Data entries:
——
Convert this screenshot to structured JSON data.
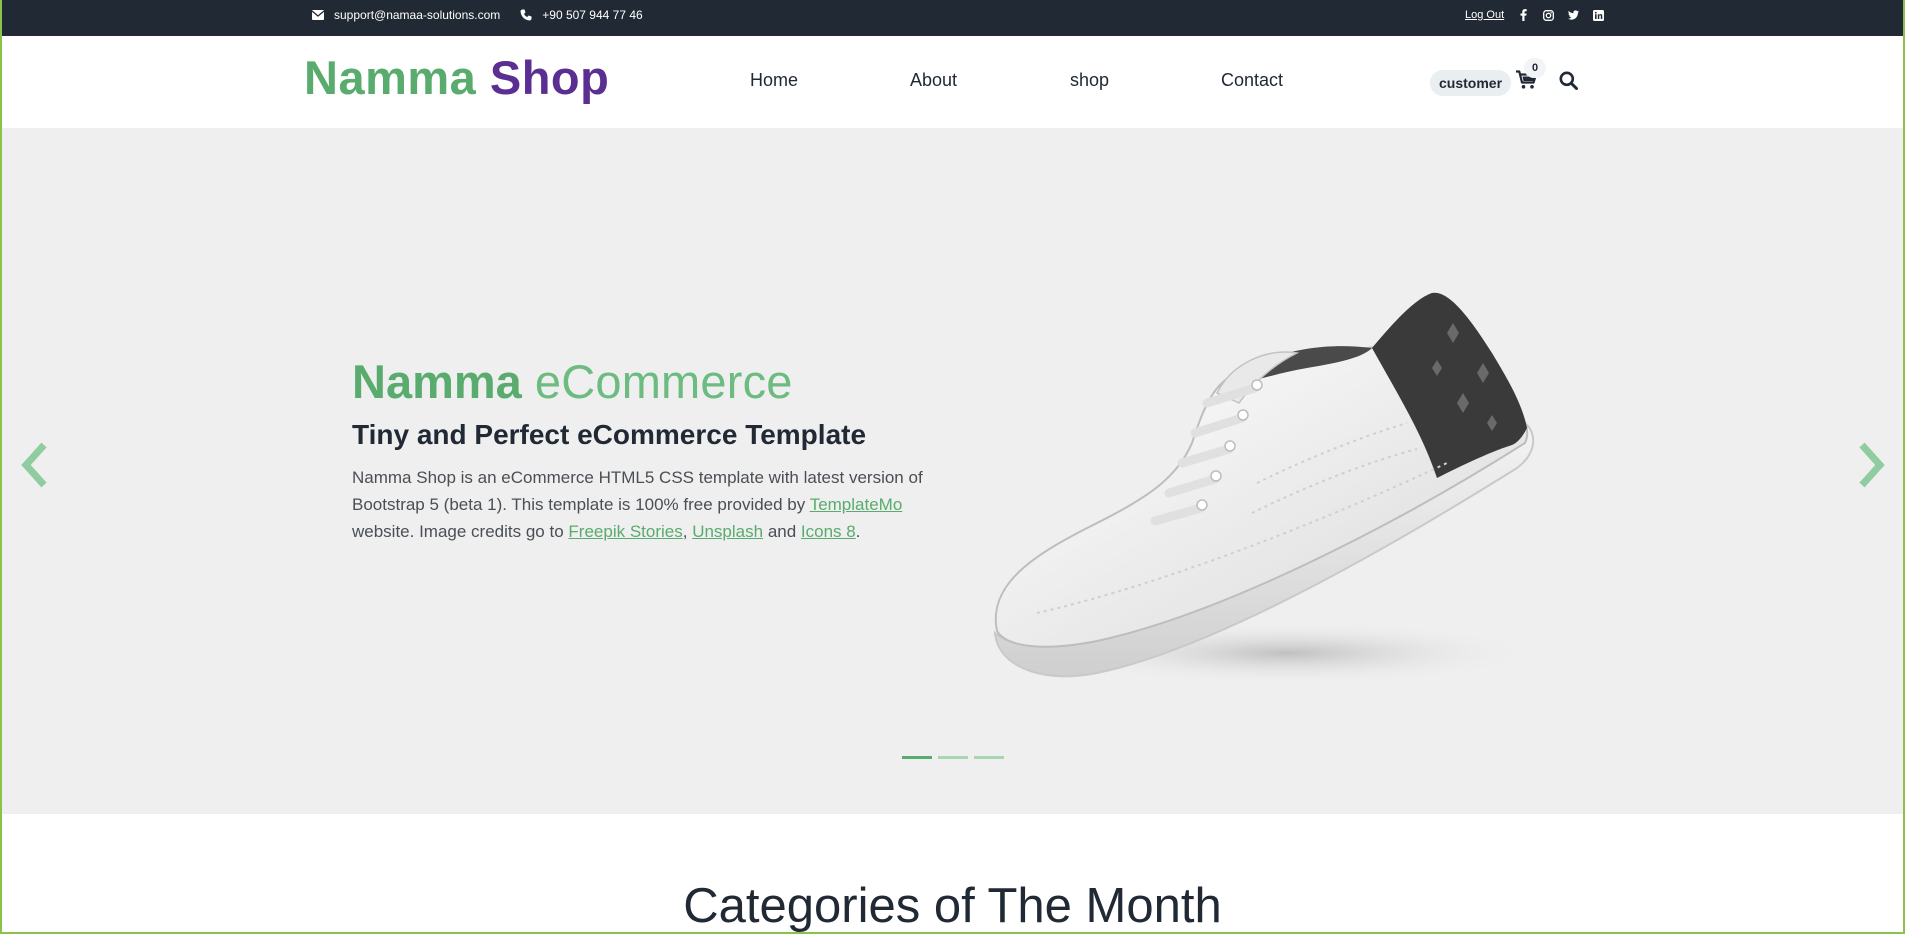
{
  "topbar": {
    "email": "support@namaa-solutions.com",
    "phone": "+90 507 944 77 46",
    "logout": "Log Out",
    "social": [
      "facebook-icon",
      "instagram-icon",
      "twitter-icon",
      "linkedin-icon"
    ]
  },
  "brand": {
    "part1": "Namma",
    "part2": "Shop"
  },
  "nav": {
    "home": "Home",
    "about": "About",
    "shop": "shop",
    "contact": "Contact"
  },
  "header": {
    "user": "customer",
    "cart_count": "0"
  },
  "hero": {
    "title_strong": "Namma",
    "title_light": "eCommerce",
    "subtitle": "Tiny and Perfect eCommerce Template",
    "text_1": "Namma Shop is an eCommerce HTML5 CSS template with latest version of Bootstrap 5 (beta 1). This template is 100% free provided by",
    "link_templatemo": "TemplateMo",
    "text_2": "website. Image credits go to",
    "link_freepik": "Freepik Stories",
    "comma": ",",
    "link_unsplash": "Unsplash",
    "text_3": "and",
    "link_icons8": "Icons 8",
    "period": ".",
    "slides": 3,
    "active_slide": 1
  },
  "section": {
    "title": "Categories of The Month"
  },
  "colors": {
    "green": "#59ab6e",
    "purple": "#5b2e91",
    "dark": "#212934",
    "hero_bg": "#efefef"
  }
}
——
Directive
Restate the whole listing above exactly, except for its images.

Solution for this exercise
Convert this screenshot to structured JSON data.
{
  "topbar": {
    "email": "support@namaa-solutions.com",
    "phone": "+90 507 944 77 46",
    "logout": "Log Out",
    "social": [
      "facebook-icon",
      "instagram-icon",
      "twitter-icon",
      "linkedin-icon"
    ]
  },
  "brand": {
    "part1": "Namma",
    "part2": "Shop"
  },
  "nav": {
    "home": "Home",
    "about": "About",
    "shop": "shop",
    "contact": "Contact"
  },
  "header": {
    "user": "customer",
    "cart_count": "0"
  },
  "hero": {
    "title_strong": "Namma",
    "title_light": "eCommerce",
    "subtitle": "Tiny and Perfect eCommerce Template",
    "text_1": "Namma Shop is an eCommerce HTML5 CSS template with latest version of Bootstrap 5 (beta 1). This template is 100% free provided by",
    "link_templatemo": "TemplateMo",
    "text_2": "website. Image credits go to",
    "link_freepik": "Freepik Stories",
    "comma": ",",
    "link_unsplash": "Unsplash",
    "text_3": "and",
    "link_icons8": "Icons 8",
    "period": ".",
    "slides": 3,
    "active_slide": 1
  },
  "section": {
    "title": "Categories of The Month"
  },
  "colors": {
    "green": "#59ab6e",
    "purple": "#5b2e91",
    "dark": "#212934",
    "hero_bg": "#efefef"
  }
}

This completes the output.